*** Records provided
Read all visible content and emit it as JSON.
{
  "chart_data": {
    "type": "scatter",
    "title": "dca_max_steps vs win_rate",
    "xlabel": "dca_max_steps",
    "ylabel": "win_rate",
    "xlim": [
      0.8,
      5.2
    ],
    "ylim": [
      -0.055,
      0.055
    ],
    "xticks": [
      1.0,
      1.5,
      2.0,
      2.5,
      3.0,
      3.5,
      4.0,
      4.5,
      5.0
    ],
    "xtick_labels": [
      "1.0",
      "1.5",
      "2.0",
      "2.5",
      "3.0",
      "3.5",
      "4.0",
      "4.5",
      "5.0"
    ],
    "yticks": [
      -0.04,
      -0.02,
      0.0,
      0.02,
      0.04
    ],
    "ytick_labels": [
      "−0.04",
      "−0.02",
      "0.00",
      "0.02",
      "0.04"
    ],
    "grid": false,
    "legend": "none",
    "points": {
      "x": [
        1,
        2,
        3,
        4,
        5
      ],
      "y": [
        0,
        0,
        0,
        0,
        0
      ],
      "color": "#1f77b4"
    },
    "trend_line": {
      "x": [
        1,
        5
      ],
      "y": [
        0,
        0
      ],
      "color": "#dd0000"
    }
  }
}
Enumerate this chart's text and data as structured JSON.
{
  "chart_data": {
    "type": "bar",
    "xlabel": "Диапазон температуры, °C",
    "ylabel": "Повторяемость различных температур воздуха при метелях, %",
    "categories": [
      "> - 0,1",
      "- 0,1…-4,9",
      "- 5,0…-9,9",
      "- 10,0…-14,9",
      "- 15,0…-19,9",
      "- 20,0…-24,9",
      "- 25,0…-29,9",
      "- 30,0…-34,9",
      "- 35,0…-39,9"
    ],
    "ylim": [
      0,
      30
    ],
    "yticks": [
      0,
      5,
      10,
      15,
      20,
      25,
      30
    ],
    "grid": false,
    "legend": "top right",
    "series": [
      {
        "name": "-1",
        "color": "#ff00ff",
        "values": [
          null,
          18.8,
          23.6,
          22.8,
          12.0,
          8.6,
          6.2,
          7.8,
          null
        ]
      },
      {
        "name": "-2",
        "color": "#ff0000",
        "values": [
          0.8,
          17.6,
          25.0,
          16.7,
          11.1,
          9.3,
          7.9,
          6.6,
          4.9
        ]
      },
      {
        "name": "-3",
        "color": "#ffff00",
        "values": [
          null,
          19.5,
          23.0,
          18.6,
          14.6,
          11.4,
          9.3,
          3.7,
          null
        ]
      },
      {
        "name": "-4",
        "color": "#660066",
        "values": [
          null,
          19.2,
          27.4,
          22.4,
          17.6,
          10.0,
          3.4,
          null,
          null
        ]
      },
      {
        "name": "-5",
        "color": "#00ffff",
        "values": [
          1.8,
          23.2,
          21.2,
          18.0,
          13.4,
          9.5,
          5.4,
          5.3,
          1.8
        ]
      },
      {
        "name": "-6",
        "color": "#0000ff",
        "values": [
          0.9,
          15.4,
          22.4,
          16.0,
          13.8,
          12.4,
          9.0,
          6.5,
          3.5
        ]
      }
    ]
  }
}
******
Short problem — Copy each line above containing the string "JSON".

Task solution —
Read all visible content and emit it as JSON.
Enumerate this chart's text and data as structured JSON.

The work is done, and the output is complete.